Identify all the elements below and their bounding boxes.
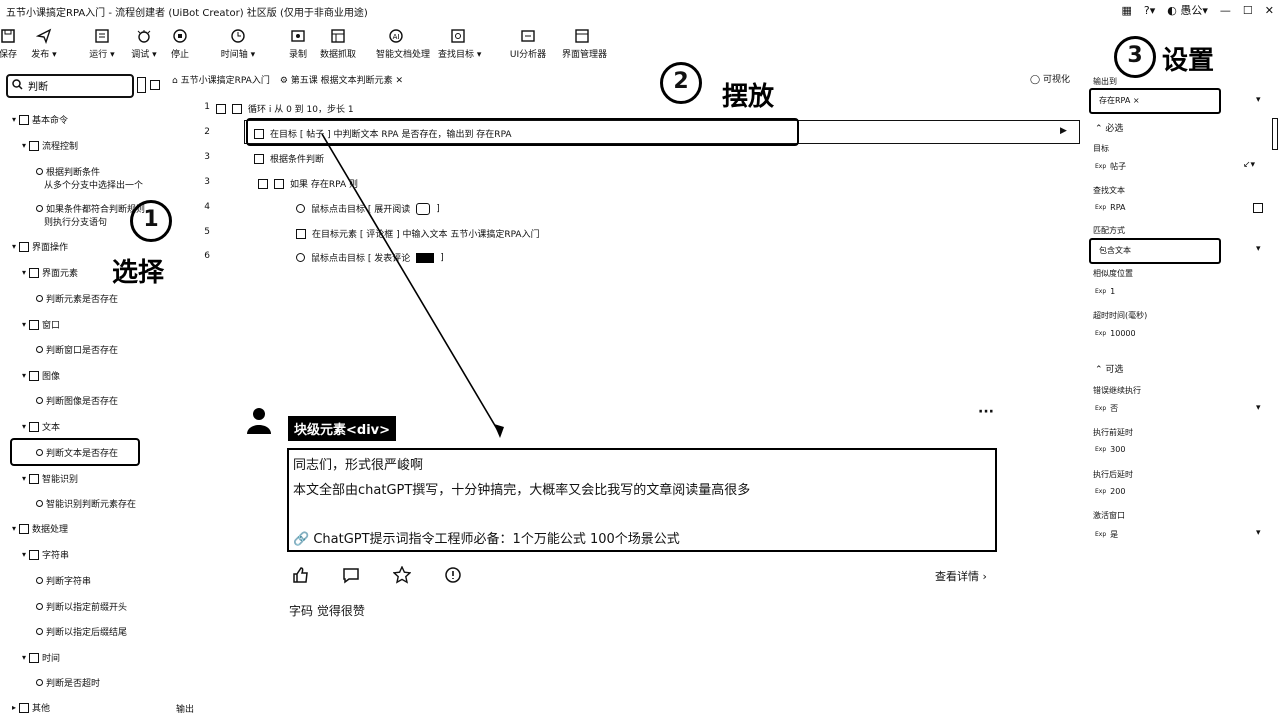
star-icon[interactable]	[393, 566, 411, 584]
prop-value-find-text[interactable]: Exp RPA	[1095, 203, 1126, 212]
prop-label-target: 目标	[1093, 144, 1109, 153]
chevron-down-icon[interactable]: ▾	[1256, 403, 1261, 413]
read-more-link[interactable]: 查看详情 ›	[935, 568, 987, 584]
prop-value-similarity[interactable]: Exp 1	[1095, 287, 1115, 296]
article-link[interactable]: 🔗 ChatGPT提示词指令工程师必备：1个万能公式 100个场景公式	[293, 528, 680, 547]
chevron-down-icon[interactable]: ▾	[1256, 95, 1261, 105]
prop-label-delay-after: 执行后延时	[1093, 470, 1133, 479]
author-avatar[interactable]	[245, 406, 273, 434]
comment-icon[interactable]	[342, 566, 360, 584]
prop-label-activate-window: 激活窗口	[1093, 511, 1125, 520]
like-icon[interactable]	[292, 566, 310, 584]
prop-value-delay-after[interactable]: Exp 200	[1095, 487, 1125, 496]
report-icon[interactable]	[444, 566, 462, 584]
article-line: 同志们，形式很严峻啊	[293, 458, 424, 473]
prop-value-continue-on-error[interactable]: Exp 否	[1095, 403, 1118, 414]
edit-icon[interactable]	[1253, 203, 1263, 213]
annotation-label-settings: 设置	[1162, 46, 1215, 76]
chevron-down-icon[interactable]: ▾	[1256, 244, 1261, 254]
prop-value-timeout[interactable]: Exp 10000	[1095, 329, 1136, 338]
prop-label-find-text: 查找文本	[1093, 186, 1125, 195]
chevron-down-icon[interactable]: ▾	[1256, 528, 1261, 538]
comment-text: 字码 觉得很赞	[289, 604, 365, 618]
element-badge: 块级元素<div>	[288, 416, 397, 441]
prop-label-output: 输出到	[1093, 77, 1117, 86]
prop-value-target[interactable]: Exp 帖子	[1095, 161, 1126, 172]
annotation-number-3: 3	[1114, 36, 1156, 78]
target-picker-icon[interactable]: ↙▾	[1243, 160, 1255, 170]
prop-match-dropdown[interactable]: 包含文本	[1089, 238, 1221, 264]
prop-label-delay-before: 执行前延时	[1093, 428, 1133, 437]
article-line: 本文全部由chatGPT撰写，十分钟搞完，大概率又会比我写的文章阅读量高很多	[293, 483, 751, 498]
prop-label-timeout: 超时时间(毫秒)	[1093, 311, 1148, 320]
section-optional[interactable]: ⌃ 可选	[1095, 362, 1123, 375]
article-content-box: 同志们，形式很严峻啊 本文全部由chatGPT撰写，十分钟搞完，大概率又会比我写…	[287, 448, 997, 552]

__Short problem__. Copy every line of the material above verbatim, leaving out the picture.

__Output below__.
Identify all the elements below and their bounding boxes.
star-icon[interactable]	[393, 566, 411, 584]
prop-value-find-text[interactable]: Exp RPA	[1095, 203, 1126, 212]
prop-label-target: 目标	[1093, 144, 1109, 153]
chevron-down-icon[interactable]: ▾	[1256, 403, 1261, 413]
read-more-link[interactable]: 查看详情 ›	[935, 568, 987, 584]
prop-value-similarity[interactable]: Exp 1	[1095, 287, 1115, 296]
article-link[interactable]: 🔗 ChatGPT提示词指令工程师必备：1个万能公式 100个场景公式	[293, 528, 680, 547]
chevron-down-icon[interactable]: ▾	[1256, 95, 1261, 105]
prop-label-delay-after: 执行后延时	[1093, 470, 1133, 479]
author-avatar[interactable]	[245, 406, 273, 434]
comment-icon[interactable]	[342, 566, 360, 584]
prop-label-activate-window: 激活窗口	[1093, 511, 1125, 520]
like-icon[interactable]	[292, 566, 310, 584]
prop-value-delay-after[interactable]: Exp 200	[1095, 487, 1125, 496]
report-icon[interactable]	[444, 566, 462, 584]
article-line: 同志们，形式很严峻啊	[293, 458, 424, 473]
prop-value-continue-on-error[interactable]: Exp 否	[1095, 403, 1118, 414]
edit-icon[interactable]	[1253, 203, 1263, 213]
annotation-label-settings: 设置	[1162, 46, 1215, 76]
chevron-down-icon[interactable]: ▾	[1256, 244, 1261, 254]
prop-value-timeout[interactable]: Exp 10000	[1095, 329, 1136, 338]
prop-label-find-text: 查找文本	[1093, 186, 1125, 195]
chevron-down-icon[interactable]: ▾	[1256, 528, 1261, 538]
comment-text: 字码 觉得很赞	[289, 604, 365, 618]
element-badge: 块级元素<div>	[288, 416, 397, 441]
prop-label-output: 输出到	[1093, 77, 1117, 86]
prop-value-target[interactable]: Exp 帖子	[1095, 161, 1126, 172]
annotation-number-3: 3	[1114, 36, 1156, 78]
target-picker-icon[interactable]: ↙▾	[1243, 160, 1255, 170]
prop-match-dropdown[interactable]: 包含文本	[1089, 238, 1221, 264]
prop-label-delay-before: 执行前延时	[1093, 428, 1133, 437]
article-line: 本文全部由chatGPT撰写，十分钟搞完，大概率又会比我写的文章阅读量高很多	[293, 483, 751, 498]
prop-label-timeout: 超时时间(毫秒)	[1093, 311, 1148, 320]
section-optional[interactable]: ⌃ 可选	[1095, 362, 1123, 375]
article-content-box: 同志们，形式很严峻啊 本文全部由chatGPT撰写，十分钟搞完，大概率又会比我写…	[287, 448, 997, 552]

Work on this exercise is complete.